■ Exercise requirements
Using the records below, reproduce exactly the lines from the one containing "Extract all readable text from this page." through the end, and nothing more; skip the images.

>> START Data for this task

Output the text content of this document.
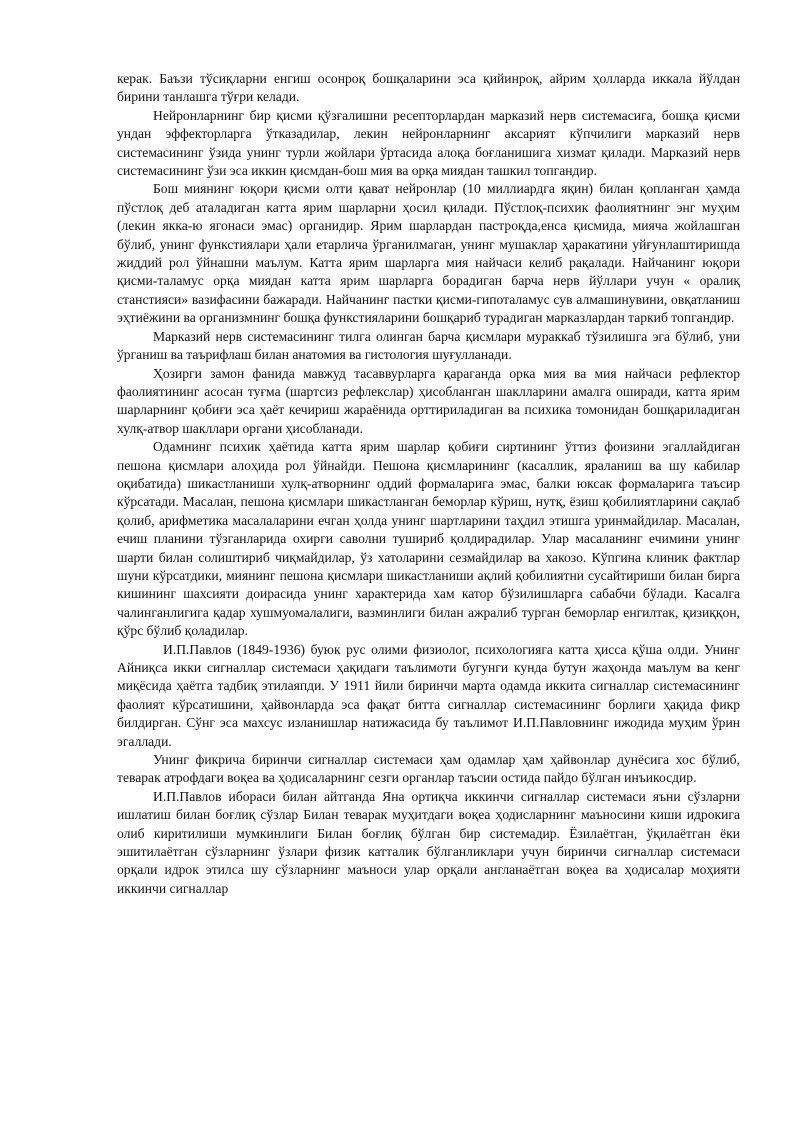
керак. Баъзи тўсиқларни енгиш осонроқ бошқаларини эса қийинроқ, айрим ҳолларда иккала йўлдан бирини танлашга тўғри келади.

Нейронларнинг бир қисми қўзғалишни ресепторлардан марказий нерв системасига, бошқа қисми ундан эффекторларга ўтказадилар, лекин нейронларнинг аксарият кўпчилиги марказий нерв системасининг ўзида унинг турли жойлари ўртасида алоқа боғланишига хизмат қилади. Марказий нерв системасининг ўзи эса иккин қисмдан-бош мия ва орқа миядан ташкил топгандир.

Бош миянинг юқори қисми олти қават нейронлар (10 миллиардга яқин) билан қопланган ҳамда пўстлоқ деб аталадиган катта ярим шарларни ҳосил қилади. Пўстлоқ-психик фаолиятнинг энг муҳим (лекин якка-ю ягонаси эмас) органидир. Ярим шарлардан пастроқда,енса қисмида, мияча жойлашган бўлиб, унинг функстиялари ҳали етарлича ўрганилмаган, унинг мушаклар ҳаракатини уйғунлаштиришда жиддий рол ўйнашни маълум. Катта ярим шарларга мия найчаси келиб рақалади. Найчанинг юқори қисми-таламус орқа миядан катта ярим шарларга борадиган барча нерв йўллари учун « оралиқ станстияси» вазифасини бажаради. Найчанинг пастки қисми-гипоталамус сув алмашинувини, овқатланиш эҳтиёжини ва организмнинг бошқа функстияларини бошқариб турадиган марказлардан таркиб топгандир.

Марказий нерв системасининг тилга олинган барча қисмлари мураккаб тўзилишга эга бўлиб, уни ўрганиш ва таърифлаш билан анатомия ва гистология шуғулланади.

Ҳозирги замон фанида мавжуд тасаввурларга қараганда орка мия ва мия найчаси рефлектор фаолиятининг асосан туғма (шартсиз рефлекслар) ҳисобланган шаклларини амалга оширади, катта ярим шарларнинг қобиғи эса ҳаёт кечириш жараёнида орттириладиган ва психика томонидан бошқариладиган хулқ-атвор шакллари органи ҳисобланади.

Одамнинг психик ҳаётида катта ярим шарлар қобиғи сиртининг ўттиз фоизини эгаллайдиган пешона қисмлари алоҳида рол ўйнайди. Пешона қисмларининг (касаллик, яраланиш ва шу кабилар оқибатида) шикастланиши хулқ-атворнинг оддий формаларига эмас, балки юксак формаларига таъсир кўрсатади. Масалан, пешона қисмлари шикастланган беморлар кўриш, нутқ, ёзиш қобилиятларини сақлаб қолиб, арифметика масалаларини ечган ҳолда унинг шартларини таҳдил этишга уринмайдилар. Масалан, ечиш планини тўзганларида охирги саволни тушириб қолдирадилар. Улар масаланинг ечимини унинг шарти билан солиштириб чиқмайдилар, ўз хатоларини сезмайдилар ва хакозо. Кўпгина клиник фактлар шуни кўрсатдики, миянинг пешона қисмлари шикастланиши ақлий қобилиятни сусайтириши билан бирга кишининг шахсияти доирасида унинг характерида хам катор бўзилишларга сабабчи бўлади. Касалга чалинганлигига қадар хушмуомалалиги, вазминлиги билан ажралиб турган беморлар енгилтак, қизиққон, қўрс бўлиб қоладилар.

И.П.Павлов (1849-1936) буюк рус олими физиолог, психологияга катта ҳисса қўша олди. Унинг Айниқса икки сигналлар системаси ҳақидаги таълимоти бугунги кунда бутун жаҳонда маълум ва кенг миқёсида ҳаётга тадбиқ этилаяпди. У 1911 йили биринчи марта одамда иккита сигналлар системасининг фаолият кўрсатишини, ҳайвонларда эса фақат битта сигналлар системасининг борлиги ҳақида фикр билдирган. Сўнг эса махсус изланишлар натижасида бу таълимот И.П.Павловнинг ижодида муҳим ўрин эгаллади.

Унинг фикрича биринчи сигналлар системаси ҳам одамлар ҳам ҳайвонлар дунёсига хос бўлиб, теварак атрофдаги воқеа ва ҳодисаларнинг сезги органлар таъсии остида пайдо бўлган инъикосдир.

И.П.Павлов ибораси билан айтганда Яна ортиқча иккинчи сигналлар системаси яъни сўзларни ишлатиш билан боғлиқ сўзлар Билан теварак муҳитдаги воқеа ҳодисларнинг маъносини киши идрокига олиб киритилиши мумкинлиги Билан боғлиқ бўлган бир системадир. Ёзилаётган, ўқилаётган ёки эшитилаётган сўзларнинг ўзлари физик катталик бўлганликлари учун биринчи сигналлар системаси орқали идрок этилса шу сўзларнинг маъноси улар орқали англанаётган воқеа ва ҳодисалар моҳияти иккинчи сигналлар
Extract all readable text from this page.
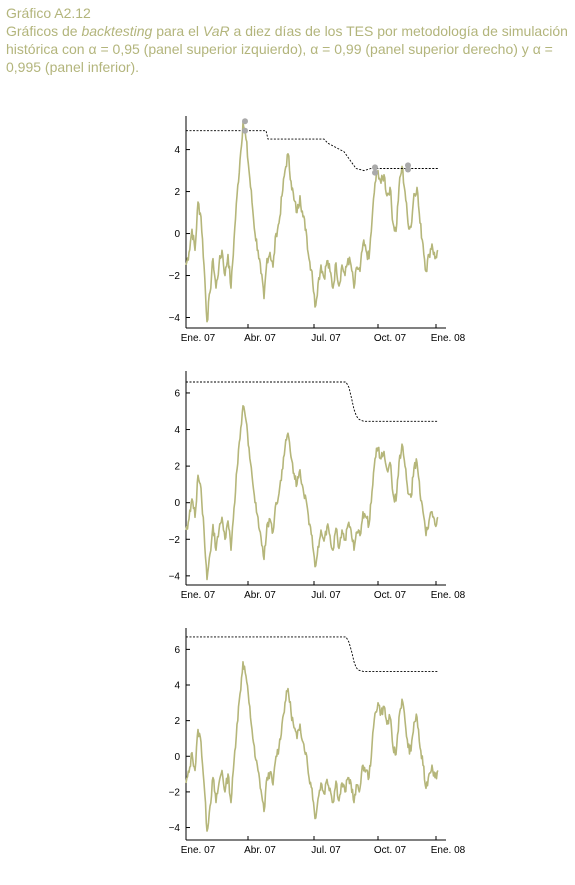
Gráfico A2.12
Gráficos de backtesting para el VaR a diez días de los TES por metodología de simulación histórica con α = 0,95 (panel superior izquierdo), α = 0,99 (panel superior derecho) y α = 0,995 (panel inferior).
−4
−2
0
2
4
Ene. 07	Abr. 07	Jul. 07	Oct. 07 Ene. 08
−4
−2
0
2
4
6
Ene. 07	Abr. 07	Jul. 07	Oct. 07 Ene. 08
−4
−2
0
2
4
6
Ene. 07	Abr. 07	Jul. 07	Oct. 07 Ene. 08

>> END Data for this task

■ Written response
Extract all readable text from this page.
Gráfico A2.12
Gráficos de backtesting para el VaR a diez días de los TES por metodología de simulación histórica con α = 0,95 (panel superior izquierdo), α = 0,99 (panel superior derecho) y α = 0,995 (panel inferior).
−4
−2
0
2
4
Ene. 07	Abr. 07	Jul. 07	Oct. 07 Ene. 08
−4
−2
0
2
4
6
Ene. 07	Abr. 07	Jul. 07	Oct. 07 Ene. 08
−4
−2
0
2
4
6
Ene. 07	Abr. 07	Jul. 07	Oct. 07 Ene. 08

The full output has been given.